## begin Records provided

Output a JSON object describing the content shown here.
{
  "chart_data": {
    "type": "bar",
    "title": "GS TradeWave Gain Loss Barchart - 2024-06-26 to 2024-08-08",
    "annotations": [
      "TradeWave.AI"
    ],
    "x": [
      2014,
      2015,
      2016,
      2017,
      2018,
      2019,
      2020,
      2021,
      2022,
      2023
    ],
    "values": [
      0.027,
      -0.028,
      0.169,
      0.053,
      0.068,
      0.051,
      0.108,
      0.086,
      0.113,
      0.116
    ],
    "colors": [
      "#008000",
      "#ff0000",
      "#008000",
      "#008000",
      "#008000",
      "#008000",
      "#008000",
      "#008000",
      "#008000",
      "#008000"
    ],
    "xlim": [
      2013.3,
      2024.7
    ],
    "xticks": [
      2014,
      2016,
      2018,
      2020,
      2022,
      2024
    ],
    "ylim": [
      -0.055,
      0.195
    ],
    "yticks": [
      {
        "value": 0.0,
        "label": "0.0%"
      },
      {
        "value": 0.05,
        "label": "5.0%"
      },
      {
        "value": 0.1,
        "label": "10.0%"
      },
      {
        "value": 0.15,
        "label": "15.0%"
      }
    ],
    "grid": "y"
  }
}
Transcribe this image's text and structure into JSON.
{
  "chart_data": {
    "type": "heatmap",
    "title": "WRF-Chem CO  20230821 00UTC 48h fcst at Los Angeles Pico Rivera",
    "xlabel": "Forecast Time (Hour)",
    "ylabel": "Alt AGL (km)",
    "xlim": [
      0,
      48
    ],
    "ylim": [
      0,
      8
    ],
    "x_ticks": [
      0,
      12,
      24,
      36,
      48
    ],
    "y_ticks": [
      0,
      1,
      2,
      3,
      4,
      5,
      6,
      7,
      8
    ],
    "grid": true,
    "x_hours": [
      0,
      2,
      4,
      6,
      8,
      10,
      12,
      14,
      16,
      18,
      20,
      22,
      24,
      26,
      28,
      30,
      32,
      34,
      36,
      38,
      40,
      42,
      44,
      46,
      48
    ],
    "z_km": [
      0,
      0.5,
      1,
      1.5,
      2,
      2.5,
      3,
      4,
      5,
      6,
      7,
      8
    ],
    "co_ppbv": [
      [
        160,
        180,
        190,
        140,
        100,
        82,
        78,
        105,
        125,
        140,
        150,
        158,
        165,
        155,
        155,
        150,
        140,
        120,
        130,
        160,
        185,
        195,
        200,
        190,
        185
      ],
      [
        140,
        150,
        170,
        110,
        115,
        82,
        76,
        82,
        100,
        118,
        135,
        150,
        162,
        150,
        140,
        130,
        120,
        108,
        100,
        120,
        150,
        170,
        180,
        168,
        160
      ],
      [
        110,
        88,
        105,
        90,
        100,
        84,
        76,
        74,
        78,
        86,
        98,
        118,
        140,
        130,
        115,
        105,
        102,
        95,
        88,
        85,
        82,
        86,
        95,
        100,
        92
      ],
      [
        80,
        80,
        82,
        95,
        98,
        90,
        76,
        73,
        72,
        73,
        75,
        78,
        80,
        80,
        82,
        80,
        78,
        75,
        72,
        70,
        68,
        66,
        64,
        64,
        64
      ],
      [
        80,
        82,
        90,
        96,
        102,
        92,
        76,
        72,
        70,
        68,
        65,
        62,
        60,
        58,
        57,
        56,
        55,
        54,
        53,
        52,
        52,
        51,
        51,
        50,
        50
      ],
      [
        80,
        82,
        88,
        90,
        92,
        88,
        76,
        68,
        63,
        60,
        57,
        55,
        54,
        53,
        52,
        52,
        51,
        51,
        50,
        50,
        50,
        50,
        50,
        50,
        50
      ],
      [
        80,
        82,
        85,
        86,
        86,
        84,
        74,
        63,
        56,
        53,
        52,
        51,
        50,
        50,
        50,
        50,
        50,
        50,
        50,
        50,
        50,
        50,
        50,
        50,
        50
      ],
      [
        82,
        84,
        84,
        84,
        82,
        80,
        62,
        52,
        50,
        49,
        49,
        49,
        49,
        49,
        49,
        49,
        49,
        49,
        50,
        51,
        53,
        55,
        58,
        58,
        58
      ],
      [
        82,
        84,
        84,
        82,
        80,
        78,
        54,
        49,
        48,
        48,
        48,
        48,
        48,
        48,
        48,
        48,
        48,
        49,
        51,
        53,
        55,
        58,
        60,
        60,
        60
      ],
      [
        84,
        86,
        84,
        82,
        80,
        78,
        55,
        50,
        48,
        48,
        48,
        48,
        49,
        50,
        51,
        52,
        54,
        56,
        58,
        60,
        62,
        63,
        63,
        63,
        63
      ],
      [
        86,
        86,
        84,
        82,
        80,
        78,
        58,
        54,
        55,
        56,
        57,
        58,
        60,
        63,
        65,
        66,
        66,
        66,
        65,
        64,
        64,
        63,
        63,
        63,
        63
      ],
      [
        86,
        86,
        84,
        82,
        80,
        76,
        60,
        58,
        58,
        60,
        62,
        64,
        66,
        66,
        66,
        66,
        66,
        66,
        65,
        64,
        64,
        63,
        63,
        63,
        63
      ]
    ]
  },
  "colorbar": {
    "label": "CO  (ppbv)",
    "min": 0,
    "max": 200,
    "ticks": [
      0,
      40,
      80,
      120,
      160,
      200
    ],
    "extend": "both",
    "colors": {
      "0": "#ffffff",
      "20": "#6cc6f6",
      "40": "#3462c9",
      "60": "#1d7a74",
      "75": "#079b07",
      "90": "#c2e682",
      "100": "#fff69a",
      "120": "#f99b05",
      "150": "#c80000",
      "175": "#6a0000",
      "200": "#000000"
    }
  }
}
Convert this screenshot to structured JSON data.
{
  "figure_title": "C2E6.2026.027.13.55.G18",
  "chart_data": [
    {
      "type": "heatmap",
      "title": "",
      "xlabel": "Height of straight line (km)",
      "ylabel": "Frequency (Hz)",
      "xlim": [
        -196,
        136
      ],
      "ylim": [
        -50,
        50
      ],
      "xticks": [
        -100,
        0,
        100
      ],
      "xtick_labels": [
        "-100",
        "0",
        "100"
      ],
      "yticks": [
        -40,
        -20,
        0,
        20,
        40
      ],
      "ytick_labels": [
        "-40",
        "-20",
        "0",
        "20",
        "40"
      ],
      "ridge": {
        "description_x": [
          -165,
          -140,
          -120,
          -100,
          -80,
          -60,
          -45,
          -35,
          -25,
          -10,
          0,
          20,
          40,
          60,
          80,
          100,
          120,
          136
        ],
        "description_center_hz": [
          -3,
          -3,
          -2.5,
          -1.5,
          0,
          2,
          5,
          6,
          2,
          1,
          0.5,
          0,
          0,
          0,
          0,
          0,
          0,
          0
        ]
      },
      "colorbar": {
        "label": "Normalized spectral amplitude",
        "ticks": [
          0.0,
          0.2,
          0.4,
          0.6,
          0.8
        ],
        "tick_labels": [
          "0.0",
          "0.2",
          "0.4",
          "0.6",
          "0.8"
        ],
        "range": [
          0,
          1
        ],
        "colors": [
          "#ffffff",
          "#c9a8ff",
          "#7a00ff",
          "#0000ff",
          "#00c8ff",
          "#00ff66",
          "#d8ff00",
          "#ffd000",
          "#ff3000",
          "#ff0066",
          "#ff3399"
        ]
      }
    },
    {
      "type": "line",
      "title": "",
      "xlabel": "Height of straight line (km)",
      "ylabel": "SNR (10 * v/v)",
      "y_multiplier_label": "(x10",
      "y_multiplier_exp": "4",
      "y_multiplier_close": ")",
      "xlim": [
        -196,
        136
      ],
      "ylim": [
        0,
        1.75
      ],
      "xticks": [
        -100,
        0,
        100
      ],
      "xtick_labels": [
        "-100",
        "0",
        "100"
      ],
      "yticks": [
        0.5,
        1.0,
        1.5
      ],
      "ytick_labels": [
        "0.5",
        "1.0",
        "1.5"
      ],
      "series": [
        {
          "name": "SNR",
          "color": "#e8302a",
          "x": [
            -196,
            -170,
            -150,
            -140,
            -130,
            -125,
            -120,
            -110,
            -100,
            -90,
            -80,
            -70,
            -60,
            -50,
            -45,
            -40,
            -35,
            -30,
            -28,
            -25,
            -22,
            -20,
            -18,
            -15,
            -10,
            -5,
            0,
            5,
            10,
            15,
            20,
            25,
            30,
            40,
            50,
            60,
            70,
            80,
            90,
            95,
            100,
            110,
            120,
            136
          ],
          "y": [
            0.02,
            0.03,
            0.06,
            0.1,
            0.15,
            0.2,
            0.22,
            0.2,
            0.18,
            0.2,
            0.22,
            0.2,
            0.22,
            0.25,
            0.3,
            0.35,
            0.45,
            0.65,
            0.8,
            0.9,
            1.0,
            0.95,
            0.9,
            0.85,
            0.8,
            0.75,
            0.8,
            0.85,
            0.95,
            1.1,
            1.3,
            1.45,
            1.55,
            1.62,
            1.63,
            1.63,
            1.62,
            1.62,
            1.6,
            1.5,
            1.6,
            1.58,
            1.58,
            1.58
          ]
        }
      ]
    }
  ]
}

## end Records provided

— Written problem —
Extract every line containing the string "this" from the material.

— Task answer —
Transcribe this image's text and structure into JSON.
Convert this screenshot to structured JSON data.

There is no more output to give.